** START **

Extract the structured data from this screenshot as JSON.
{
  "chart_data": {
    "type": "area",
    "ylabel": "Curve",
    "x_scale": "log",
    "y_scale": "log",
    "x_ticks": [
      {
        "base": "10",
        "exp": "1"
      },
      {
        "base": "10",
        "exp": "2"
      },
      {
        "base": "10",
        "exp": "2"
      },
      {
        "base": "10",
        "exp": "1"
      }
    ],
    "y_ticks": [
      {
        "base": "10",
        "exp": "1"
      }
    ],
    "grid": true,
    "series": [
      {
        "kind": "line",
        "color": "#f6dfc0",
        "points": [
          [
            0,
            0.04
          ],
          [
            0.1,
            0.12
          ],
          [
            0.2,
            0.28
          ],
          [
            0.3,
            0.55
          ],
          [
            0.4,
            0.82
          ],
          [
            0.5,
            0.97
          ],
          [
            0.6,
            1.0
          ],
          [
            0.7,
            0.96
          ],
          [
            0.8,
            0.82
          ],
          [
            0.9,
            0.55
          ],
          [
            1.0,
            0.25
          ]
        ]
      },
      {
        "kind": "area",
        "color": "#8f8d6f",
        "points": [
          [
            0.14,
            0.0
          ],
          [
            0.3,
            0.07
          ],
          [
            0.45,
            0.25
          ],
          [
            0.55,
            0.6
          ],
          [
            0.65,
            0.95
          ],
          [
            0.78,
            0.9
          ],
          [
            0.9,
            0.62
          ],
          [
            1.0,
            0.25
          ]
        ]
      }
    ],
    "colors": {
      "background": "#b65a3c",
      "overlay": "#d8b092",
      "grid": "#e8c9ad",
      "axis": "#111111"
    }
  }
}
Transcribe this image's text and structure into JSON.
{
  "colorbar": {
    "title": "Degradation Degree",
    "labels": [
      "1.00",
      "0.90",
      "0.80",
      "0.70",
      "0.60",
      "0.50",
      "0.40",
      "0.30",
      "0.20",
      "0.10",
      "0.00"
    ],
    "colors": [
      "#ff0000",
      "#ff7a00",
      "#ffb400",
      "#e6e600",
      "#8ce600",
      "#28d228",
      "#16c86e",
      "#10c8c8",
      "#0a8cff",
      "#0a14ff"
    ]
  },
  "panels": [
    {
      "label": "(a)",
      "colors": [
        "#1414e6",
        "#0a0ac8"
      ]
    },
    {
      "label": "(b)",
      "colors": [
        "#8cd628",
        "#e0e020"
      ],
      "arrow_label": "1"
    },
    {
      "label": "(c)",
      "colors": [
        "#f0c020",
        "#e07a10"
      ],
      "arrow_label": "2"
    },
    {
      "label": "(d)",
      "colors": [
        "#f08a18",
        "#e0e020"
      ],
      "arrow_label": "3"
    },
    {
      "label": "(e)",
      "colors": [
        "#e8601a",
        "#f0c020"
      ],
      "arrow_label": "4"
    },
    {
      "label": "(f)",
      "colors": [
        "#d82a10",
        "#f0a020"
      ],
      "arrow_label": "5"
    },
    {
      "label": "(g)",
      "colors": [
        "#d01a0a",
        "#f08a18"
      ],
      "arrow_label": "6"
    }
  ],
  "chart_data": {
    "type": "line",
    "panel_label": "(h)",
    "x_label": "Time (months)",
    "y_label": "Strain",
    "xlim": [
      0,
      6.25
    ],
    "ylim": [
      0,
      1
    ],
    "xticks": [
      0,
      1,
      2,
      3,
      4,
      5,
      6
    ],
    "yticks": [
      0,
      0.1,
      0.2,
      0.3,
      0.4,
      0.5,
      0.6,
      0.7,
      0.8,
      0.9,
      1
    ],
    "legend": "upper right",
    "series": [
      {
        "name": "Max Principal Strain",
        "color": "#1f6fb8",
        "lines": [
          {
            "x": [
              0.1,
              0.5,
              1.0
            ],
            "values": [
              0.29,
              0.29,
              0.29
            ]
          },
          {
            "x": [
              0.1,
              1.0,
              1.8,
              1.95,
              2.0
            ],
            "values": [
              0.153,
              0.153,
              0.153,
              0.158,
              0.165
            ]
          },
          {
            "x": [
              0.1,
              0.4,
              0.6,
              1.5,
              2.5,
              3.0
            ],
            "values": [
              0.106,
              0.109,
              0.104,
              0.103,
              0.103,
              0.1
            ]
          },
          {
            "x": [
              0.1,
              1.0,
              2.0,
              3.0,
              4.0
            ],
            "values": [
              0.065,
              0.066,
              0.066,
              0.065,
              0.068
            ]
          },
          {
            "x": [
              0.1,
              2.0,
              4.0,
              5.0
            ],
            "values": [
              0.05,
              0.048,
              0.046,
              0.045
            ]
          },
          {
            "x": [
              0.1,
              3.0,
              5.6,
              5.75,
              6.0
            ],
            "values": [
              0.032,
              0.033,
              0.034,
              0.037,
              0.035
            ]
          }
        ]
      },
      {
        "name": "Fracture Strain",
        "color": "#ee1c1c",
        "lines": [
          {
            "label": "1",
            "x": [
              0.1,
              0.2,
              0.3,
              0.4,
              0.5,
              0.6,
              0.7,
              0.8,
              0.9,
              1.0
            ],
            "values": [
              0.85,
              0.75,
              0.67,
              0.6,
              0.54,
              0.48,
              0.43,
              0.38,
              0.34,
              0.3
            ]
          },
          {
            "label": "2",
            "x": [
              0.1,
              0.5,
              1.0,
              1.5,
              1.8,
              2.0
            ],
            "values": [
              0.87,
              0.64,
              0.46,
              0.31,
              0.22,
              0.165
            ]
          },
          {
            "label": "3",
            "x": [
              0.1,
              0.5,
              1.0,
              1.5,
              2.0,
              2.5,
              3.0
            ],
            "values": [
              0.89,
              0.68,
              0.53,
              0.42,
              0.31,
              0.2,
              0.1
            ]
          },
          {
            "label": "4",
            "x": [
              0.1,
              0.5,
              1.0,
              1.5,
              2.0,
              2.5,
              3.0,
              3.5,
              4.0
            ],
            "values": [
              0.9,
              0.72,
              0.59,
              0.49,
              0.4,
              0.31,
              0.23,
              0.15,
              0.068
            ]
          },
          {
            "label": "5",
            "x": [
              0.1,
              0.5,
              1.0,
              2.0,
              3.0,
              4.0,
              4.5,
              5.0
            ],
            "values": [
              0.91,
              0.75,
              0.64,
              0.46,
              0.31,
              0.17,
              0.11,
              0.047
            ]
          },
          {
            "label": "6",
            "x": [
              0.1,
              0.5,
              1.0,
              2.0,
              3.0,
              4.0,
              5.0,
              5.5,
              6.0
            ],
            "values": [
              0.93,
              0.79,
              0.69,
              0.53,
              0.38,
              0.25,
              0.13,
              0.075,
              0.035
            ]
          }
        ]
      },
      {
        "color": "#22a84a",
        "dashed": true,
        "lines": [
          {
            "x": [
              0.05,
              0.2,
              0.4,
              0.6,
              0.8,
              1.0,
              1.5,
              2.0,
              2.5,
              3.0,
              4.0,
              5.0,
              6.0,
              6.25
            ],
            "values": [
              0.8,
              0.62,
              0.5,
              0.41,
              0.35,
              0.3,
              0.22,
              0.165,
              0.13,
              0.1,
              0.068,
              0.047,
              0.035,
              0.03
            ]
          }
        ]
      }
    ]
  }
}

** END **

[Requirements] Copy all lines from the material that include "Strain".

[Exercise solution]
    "y_label": "Strain",
        "name": "Max Principal Strain",
        "name": "Fracture Strain",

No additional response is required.